-- BEGIN SUPPLIED DATA --
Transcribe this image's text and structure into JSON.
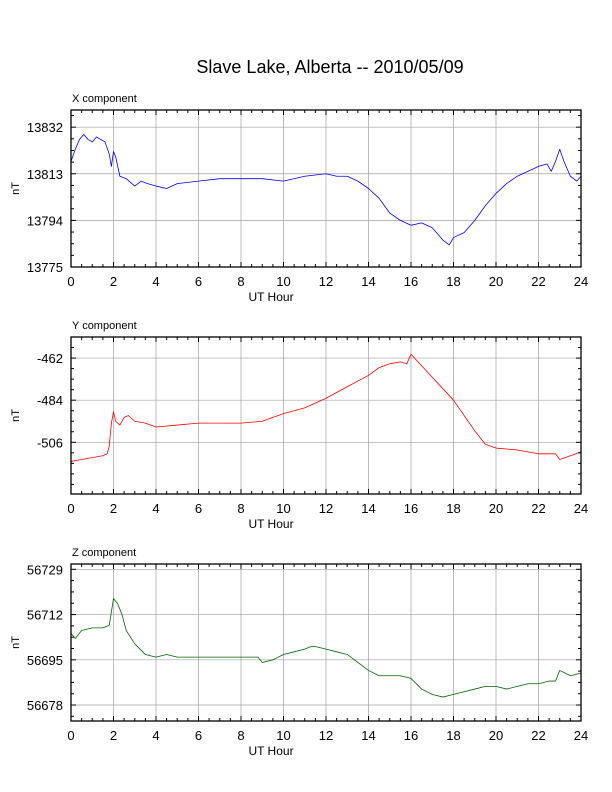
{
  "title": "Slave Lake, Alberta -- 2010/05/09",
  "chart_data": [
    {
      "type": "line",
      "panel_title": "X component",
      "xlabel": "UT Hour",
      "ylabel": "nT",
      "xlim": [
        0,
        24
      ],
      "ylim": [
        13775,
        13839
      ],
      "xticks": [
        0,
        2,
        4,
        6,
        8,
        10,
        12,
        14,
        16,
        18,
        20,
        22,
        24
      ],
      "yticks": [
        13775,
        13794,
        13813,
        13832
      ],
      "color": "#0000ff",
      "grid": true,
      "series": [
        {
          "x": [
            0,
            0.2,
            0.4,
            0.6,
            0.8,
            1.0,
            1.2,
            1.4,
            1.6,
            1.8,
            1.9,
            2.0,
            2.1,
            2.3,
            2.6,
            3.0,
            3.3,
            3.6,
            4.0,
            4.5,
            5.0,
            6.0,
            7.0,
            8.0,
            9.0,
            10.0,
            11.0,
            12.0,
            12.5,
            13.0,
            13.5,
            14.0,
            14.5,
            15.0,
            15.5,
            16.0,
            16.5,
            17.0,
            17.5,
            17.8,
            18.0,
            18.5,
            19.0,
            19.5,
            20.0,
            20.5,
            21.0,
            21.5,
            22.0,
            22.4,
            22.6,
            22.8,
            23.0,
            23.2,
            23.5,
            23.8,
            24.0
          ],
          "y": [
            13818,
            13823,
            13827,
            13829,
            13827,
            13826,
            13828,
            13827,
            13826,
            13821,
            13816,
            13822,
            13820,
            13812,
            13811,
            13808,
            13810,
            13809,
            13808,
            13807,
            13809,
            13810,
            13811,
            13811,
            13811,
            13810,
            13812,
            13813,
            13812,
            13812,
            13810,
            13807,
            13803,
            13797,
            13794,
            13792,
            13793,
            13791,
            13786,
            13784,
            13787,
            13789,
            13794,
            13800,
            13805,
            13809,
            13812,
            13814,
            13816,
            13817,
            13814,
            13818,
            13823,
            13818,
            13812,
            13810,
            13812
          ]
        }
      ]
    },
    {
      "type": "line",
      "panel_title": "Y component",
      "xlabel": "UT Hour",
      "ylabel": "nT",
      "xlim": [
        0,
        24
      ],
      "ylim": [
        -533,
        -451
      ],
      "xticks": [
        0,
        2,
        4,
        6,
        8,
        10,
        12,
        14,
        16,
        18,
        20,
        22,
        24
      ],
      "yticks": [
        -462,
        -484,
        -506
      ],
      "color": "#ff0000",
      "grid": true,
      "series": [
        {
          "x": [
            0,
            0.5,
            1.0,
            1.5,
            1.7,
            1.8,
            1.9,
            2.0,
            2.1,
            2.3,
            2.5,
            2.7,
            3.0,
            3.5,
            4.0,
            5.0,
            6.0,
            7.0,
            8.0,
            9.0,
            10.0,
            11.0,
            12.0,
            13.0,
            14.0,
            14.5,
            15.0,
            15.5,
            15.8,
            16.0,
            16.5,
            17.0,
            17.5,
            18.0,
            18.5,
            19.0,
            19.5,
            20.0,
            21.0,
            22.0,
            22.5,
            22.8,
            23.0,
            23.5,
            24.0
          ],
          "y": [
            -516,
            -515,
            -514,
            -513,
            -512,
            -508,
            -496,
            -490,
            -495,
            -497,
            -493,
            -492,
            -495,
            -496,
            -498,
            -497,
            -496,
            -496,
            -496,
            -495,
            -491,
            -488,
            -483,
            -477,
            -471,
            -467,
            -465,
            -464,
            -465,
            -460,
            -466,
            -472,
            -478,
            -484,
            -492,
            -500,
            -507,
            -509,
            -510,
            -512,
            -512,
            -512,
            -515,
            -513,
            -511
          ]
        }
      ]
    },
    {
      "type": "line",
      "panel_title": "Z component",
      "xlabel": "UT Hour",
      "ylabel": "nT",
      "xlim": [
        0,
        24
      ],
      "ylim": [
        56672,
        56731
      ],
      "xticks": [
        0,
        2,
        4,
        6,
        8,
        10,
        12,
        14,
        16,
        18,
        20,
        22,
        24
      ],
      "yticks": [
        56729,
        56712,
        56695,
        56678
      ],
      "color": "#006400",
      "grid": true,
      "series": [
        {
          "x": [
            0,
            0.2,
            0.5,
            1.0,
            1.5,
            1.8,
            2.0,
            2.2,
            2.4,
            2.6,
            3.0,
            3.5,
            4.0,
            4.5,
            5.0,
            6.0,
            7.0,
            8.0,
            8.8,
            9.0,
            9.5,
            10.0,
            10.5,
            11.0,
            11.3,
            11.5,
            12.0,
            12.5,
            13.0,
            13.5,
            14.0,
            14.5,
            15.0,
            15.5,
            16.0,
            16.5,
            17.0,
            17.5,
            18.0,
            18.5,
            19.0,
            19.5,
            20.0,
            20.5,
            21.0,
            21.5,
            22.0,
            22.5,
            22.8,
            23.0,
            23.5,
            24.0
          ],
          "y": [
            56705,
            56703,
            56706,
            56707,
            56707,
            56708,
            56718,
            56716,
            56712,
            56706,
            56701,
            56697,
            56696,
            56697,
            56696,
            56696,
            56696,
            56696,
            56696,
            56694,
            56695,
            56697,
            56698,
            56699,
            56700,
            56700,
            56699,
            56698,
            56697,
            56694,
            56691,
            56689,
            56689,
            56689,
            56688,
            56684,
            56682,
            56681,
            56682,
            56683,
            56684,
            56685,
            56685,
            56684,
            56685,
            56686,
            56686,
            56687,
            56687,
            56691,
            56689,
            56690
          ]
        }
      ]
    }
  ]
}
-- END SUPPLIED DATA --
▸ EXERCISE REQUIREMENTS: Every entry above should be duplicated exactly. Do not include the images.

▸ WRITTEN RESPONSE:
Transcribe this image's text and structure into JSON.
{
  "title": "Slave Lake, Alberta -- 2010/05/09",
  "chart_data": [
    {
      "type": "line",
      "panel_title": "X component",
      "xlabel": "UT Hour",
      "ylabel": "nT",
      "xlim": [
        0,
        24
      ],
      "ylim": [
        13775,
        13839
      ],
      "xticks": [
        0,
        2,
        4,
        6,
        8,
        10,
        12,
        14,
        16,
        18,
        20,
        22,
        24
      ],
      "yticks": [
        13775,
        13794,
        13813,
        13832
      ],
      "color": "#0000ff",
      "grid": true,
      "series": [
        {
          "x": [
            0,
            0.2,
            0.4,
            0.6,
            0.8,
            1.0,
            1.2,
            1.4,
            1.6,
            1.8,
            1.9,
            2.0,
            2.1,
            2.3,
            2.6,
            3.0,
            3.3,
            3.6,
            4.0,
            4.5,
            5.0,
            6.0,
            7.0,
            8.0,
            9.0,
            10.0,
            11.0,
            12.0,
            12.5,
            13.0,
            13.5,
            14.0,
            14.5,
            15.0,
            15.5,
            16.0,
            16.5,
            17.0,
            17.5,
            17.8,
            18.0,
            18.5,
            19.0,
            19.5,
            20.0,
            20.5,
            21.0,
            21.5,
            22.0,
            22.4,
            22.6,
            22.8,
            23.0,
            23.2,
            23.5,
            23.8,
            24.0
          ],
          "y": [
            13818,
            13823,
            13827,
            13829,
            13827,
            13826,
            13828,
            13827,
            13826,
            13821,
            13816,
            13822,
            13820,
            13812,
            13811,
            13808,
            13810,
            13809,
            13808,
            13807,
            13809,
            13810,
            13811,
            13811,
            13811,
            13810,
            13812,
            13813,
            13812,
            13812,
            13810,
            13807,
            13803,
            13797,
            13794,
            13792,
            13793,
            13791,
            13786,
            13784,
            13787,
            13789,
            13794,
            13800,
            13805,
            13809,
            13812,
            13814,
            13816,
            13817,
            13814,
            13818,
            13823,
            13818,
            13812,
            13810,
            13812
          ]
        }
      ]
    },
    {
      "type": "line",
      "panel_title": "Y component",
      "xlabel": "UT Hour",
      "ylabel": "nT",
      "xlim": [
        0,
        24
      ],
      "ylim": [
        -533,
        -451
      ],
      "xticks": [
        0,
        2,
        4,
        6,
        8,
        10,
        12,
        14,
        16,
        18,
        20,
        22,
        24
      ],
      "yticks": [
        -462,
        -484,
        -506
      ],
      "color": "#ff0000",
      "grid": true,
      "series": [
        {
          "x": [
            0,
            0.5,
            1.0,
            1.5,
            1.7,
            1.8,
            1.9,
            2.0,
            2.1,
            2.3,
            2.5,
            2.7,
            3.0,
            3.5,
            4.0,
            5.0,
            6.0,
            7.0,
            8.0,
            9.0,
            10.0,
            11.0,
            12.0,
            13.0,
            14.0,
            14.5,
            15.0,
            15.5,
            15.8,
            16.0,
            16.5,
            17.0,
            17.5,
            18.0,
            18.5,
            19.0,
            19.5,
            20.0,
            21.0,
            22.0,
            22.5,
            22.8,
            23.0,
            23.5,
            24.0
          ],
          "y": [
            -516,
            -515,
            -514,
            -513,
            -512,
            -508,
            -496,
            -490,
            -495,
            -497,
            -493,
            -492,
            -495,
            -496,
            -498,
            -497,
            -496,
            -496,
            -496,
            -495,
            -491,
            -488,
            -483,
            -477,
            -471,
            -467,
            -465,
            -464,
            -465,
            -460,
            -466,
            -472,
            -478,
            -484,
            -492,
            -500,
            -507,
            -509,
            -510,
            -512,
            -512,
            -512,
            -515,
            -513,
            -511
          ]
        }
      ]
    },
    {
      "type": "line",
      "panel_title": "Z component",
      "xlabel": "UT Hour",
      "ylabel": "nT",
      "xlim": [
        0,
        24
      ],
      "ylim": [
        56672,
        56731
      ],
      "xticks": [
        0,
        2,
        4,
        6,
        8,
        10,
        12,
        14,
        16,
        18,
        20,
        22,
        24
      ],
      "yticks": [
        56729,
        56712,
        56695,
        56678
      ],
      "color": "#006400",
      "grid": true,
      "series": [
        {
          "x": [
            0,
            0.2,
            0.5,
            1.0,
            1.5,
            1.8,
            2.0,
            2.2,
            2.4,
            2.6,
            3.0,
            3.5,
            4.0,
            4.5,
            5.0,
            6.0,
            7.0,
            8.0,
            8.8,
            9.0,
            9.5,
            10.0,
            10.5,
            11.0,
            11.3,
            11.5,
            12.0,
            12.5,
            13.0,
            13.5,
            14.0,
            14.5,
            15.0,
            15.5,
            16.0,
            16.5,
            17.0,
            17.5,
            18.0,
            18.5,
            19.0,
            19.5,
            20.0,
            20.5,
            21.0,
            21.5,
            22.0,
            22.5,
            22.8,
            23.0,
            23.5,
            24.0
          ],
          "y": [
            56705,
            56703,
            56706,
            56707,
            56707,
            56708,
            56718,
            56716,
            56712,
            56706,
            56701,
            56697,
            56696,
            56697,
            56696,
            56696,
            56696,
            56696,
            56696,
            56694,
            56695,
            56697,
            56698,
            56699,
            56700,
            56700,
            56699,
            56698,
            56697,
            56694,
            56691,
            56689,
            56689,
            56689,
            56688,
            56684,
            56682,
            56681,
            56682,
            56683,
            56684,
            56685,
            56685,
            56684,
            56685,
            56686,
            56686,
            56687,
            56687,
            56691,
            56689,
            56690
          ]
        }
      ]
    }
  ]
}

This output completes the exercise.